**The exercise:** Reproduce the data in its entirety, exactly as supplied.

**Supplied data:**
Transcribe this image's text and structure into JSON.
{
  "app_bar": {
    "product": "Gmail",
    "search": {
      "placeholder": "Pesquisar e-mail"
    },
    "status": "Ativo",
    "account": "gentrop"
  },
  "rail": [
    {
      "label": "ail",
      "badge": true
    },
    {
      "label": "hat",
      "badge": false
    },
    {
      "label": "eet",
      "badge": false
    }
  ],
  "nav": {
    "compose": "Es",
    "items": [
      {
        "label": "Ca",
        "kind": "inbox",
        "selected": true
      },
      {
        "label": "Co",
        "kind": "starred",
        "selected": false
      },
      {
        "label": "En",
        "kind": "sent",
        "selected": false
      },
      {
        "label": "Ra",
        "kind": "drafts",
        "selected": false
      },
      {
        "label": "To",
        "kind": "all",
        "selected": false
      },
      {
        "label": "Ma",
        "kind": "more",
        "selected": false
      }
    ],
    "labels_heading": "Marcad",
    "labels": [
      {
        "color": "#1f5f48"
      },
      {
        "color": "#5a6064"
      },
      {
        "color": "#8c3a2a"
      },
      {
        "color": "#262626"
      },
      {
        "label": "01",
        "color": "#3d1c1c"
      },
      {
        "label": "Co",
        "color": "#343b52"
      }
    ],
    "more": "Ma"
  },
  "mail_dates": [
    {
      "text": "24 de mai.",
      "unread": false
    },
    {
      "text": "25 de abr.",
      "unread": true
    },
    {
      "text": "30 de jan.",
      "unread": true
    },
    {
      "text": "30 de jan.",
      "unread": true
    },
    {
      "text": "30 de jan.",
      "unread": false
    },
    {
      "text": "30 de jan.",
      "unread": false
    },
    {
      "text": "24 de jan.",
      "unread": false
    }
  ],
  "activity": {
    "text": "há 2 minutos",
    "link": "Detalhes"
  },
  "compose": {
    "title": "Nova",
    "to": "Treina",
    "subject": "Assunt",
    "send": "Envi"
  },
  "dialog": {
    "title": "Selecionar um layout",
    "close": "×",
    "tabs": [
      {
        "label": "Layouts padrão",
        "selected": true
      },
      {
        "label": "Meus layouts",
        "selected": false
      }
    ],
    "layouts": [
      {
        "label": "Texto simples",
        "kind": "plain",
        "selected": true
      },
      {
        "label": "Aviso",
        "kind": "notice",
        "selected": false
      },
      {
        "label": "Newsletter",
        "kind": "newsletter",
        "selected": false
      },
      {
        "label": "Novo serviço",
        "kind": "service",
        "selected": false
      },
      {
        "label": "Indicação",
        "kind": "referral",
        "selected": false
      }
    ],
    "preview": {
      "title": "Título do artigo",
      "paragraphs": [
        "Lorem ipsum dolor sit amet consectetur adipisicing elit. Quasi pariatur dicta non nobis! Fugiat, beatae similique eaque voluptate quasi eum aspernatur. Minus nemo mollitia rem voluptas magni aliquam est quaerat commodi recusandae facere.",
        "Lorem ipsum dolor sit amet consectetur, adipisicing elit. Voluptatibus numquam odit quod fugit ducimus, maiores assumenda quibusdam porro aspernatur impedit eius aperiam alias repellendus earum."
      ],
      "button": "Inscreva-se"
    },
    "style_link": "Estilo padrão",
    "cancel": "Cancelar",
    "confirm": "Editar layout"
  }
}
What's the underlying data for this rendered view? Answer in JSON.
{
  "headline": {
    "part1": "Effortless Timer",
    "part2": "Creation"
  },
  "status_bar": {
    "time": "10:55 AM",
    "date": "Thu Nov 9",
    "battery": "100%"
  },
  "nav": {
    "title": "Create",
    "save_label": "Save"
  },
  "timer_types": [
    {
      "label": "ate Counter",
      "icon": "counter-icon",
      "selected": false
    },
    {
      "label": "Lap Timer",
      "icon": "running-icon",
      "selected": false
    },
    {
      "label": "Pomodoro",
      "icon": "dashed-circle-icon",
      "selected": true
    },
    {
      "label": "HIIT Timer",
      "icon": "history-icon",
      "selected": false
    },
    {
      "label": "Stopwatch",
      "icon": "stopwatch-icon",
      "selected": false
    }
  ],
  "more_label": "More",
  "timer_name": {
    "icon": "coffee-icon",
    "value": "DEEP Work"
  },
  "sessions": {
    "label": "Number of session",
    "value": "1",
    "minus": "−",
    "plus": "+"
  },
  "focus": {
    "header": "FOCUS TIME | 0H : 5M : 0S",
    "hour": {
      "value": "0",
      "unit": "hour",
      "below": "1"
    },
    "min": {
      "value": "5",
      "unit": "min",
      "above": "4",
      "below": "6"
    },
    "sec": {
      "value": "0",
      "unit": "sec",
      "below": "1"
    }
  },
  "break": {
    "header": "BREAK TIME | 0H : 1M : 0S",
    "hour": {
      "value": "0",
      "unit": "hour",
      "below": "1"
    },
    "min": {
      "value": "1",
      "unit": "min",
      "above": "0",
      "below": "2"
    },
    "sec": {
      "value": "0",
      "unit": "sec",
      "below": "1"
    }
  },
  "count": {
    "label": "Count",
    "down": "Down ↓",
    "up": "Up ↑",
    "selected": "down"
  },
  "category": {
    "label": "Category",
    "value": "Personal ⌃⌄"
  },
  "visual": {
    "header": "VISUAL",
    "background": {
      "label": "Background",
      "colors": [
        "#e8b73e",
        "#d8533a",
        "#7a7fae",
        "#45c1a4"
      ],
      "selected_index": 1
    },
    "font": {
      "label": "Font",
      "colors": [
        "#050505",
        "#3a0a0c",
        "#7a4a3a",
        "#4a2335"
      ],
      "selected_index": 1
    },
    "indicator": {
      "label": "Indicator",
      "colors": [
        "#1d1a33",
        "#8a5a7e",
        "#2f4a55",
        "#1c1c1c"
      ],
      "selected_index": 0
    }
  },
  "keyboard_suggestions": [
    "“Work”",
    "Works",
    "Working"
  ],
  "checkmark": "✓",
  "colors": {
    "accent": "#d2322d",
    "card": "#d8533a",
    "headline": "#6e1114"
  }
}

**Task solution:**
Transcribe this image's text and structure into JSON.
{
  "app_bar": {
    "product": "Gmail",
    "search": {
      "placeholder": "Pesquisar e-mail"
    },
    "status": "Ativo",
    "account": "gentrop"
  },
  "rail": [
    {
      "label": "ail",
      "badge": true
    },
    {
      "label": "hat",
      "badge": false
    },
    {
      "label": "eet",
      "badge": false
    }
  ],
  "nav": {
    "compose": "Es",
    "items": [
      {
        "label": "Ca",
        "kind": "inbox",
        "selected": true
      },
      {
        "label": "Co",
        "kind": "starred",
        "selected": false
      },
      {
        "label": "En",
        "kind": "sent",
        "selected": false
      },
      {
        "label": "Ra",
        "kind": "drafts",
        "selected": false
      },
      {
        "label": "To",
        "kind": "all",
        "selected": false
      },
      {
        "label": "Ma",
        "kind": "more",
        "selected": false
      }
    ],
    "labels_heading": "Marcad",
    "labels": [
      {
        "color": "#1f5f48"
      },
      {
        "color": "#5a6064"
      },
      {
        "color": "#8c3a2a"
      },
      {
        "color": "#262626"
      },
      {
        "label": "01",
        "color": "#3d1c1c"
      },
      {
        "label": "Co",
        "color": "#343b52"
      }
    ],
    "more": "Ma"
  },
  "mail_dates": [
    {
      "text": "24 de mai.",
      "unread": false
    },
    {
      "text": "25 de abr.",
      "unread": true
    },
    {
      "text": "30 de jan.",
      "unread": true
    },
    {
      "text": "30 de jan.",
      "unread": true
    },
    {
      "text": "30 de jan.",
      "unread": false
    },
    {
      "text": "30 de jan.",
      "unread": false
    },
    {
      "text": "24 de jan.",
      "unread": false
    }
  ],
  "activity": {
    "text": "há 2 minutos",
    "link": "Detalhes"
  },
  "compose": {
    "title": "Nova",
    "to": "Treina",
    "subject": "Assunt",
    "send": "Envi"
  },
  "dialog": {
    "title": "Selecionar um layout",
    "close": "×",
    "tabs": [
      {
        "label": "Layouts padrão",
        "selected": true
      },
      {
        "label": "Meus layouts",
        "selected": false
      }
    ],
    "layouts": [
      {
        "label": "Texto simples",
        "kind": "plain",
        "selected": true
      },
      {
        "label": "Aviso",
        "kind": "notice",
        "selected": false
      },
      {
        "label": "Newsletter",
        "kind": "newsletter",
        "selected": false
      },
      {
        "label": "Novo serviço",
        "kind": "service",
        "selected": false
      },
      {
        "label": "Indicação",
        "kind": "referral",
        "selected": false
      }
    ],
    "preview": {
      "title": "Título do artigo",
      "paragraphs": [
        "Lorem ipsum dolor sit amet consectetur adipisicing elit. Quasi pariatur dicta non nobis! Fugiat, beatae similique eaque voluptate quasi eum aspernatur. Minus nemo mollitia rem voluptas magni aliquam est quaerat commodi recusandae facere.",
        "Lorem ipsum dolor sit amet consectetur, adipisicing elit. Voluptatibus numquam odit quod fugit ducimus, maiores assumenda quibusdam porro aspernatur impedit eius aperiam alias repellendus earum."
      ],
      "button": "Inscreva-se"
    },
    "style_link": "Estilo padrão",
    "cancel": "Cancelar",
    "confirm": "Editar layout"
  }
}
What's the underlying data for this rendered view? Answer in JSON.
{
  "headline": {
    "part1": "Effortless Timer",
    "part2": "Creation"
  },
  "status_bar": {
    "time": "10:55 AM",
    "date": "Thu Nov 9",
    "battery": "100%"
  },
  "nav": {
    "title": "Create",
    "save_label": "Save"
  },
  "timer_types": [
    {
      "label": "ate Counter",
      "icon": "counter-icon",
      "selected": false
    },
    {
      "label": "Lap Timer",
      "icon": "running-icon",
      "selected": false
    },
    {
      "label": "Pomodoro",
      "icon": "dashed-circle-icon",
      "selected": true
    },
    {
      "label": "HIIT Timer",
      "icon": "history-icon",
      "selected": false
    },
    {
      "label": "Stopwatch",
      "icon": "stopwatch-icon",
      "selected": false
    }
  ],
  "more_label": "More",
  "timer_name": {
    "icon": "coffee-icon",
    "value": "DEEP Work"
  },
  "sessions": {
    "label": "Number of session",
    "value": "1",
    "minus": "−",
    "plus": "+"
  },
  "focus": {
    "header": "FOCUS TIME | 0H : 5M : 0S",
    "hour": {
      "value": "0",
      "unit": "hour",
      "below": "1"
    },
    "min": {
      "value": "5",
      "unit": "min",
      "above": "4",
      "below": "6"
    },
    "sec": {
      "value": "0",
      "unit": "sec",
      "below": "1"
    }
  },
  "break": {
    "header": "BREAK TIME | 0H : 1M : 0S",
    "hour": {
      "value": "0",
      "unit": "hour",
      "below": "1"
    },
    "min": {
      "value": "1",
      "unit": "min",
      "above": "0",
      "below": "2"
    },
    "sec": {
      "value": "0",
      "unit": "sec",
      "below": "1"
    }
  },
  "count": {
    "label": "Count",
    "down": "Down ↓",
    "up": "Up ↑",
    "selected": "down"
  },
  "category": {
    "label": "Category",
    "value": "Personal ⌃⌄"
  },
  "visual": {
    "header": "VISUAL",
    "background": {
      "label": "Background",
      "colors": [
        "#e8b73e",
        "#d8533a",
        "#7a7fae",
        "#45c1a4"
      ],
      "selected_index": 1
    },
    "font": {
      "label": "Font",
      "colors": [
        "#050505",
        "#3a0a0c",
        "#7a4a3a",
        "#4a2335"
      ],
      "selected_index": 1
    },
    "indicator": {
      "label": "Indicator",
      "colors": [
        "#1d1a33",
        "#8a5a7e",
        "#2f4a55",
        "#1c1c1c"
      ],
      "selected_index": 0
    }
  },
  "keyboard_suggestions": [
    "“Work”",
    "Works",
    "Working"
  ],
  "checkmark": "✓",
  "colors": {
    "accent": "#d2322d",
    "card": "#d8533a",
    "headline": "#6e1114"
  }
}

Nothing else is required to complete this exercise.